What you are asked to do: Set down each record below precisely, skipping the pictures.

=-=-=

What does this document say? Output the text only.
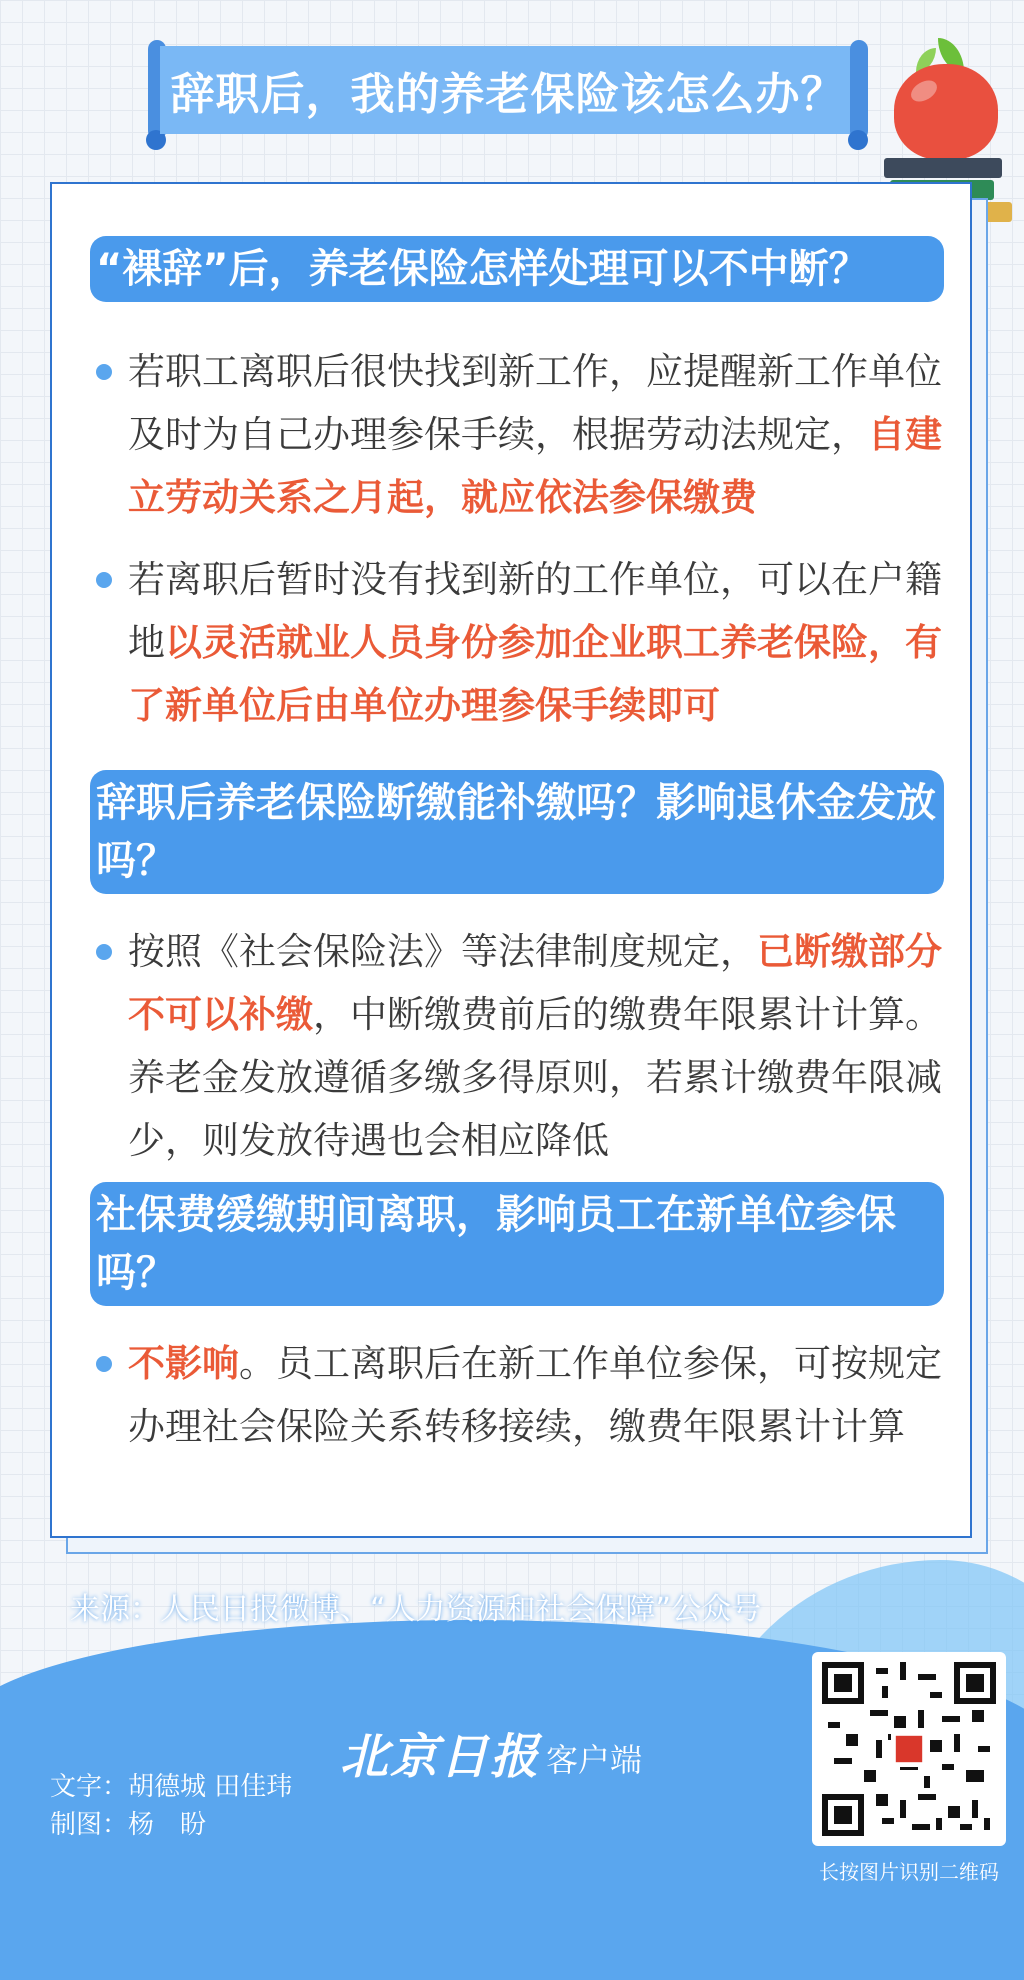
辞职后，我的养老保险该怎么办？
“裸辞”后，养老保险怎样处理可以不中断？
若职工离职后很快找到新工作，应提醒新工作单位及时为自己办理参保手续，根据劳动法规定，自建立劳动关系之月起，就应依法参保缴费
若离职后暂时没有找到新的工作单位，可以在户籍地以灵活就业人员身份参加企业职工养老保险，有了新单位后由单位办理参保手续即可
辞职后养老保险断缴能补缴吗？影响退休金发放吗？
按照《社会保险法》等法律制度规定，已断缴部分不可以补缴，中断缴费前后的缴费年限累计计算。养老金发放遵循多缴多得原则，若累计缴费年限减少，则发放待遇也会相应降低
社保费缓缴期间离职，影响员工在新单位参保吗？
不影响。员工离职后在新工作单位参保，可按规定办理社会保险关系转移接续，缴费年限累计计算
来源：人民日报微博、“人力资源和社会保障”公众号
北京日报 客户端
文字：胡德城 田佳玮
制图：杨　盼
长按图片识别二维码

=-=-=

Task result:
What does this document say? Output the text only.
辞职后，我的养老保险该怎么办？
“裸辞”后，养老保险怎样处理可以不中断？
若职工离职后很快找到新工作，应提醒新工作单位及时为自己办理参保手续，根据劳动法规定，自建立劳动关系之月起，就应依法参保缴费
若离职后暂时没有找到新的工作单位，可以在户籍地以灵活就业人员身份参加企业职工养老保险，有了新单位后由单位办理参保手续即可
辞职后养老保险断缴能补缴吗？影响退休金发放吗？
按照《社会保险法》等法律制度规定，已断缴部分不可以补缴，中断缴费前后的缴费年限累计计算。养老金发放遵循多缴多得原则，若累计缴费年限减少，则发放待遇也会相应降低
社保费缓缴期间离职，影响员工在新单位参保吗？
不影响。员工离职后在新工作单位参保，可按规定办理社会保险关系转移接续，缴费年限累计计算
来源：人民日报微博、“人力资源和社会保障”公众号
北京日报 客户端
文字：胡德城 田佳玮
制图：杨　盼
长按图片识别二维码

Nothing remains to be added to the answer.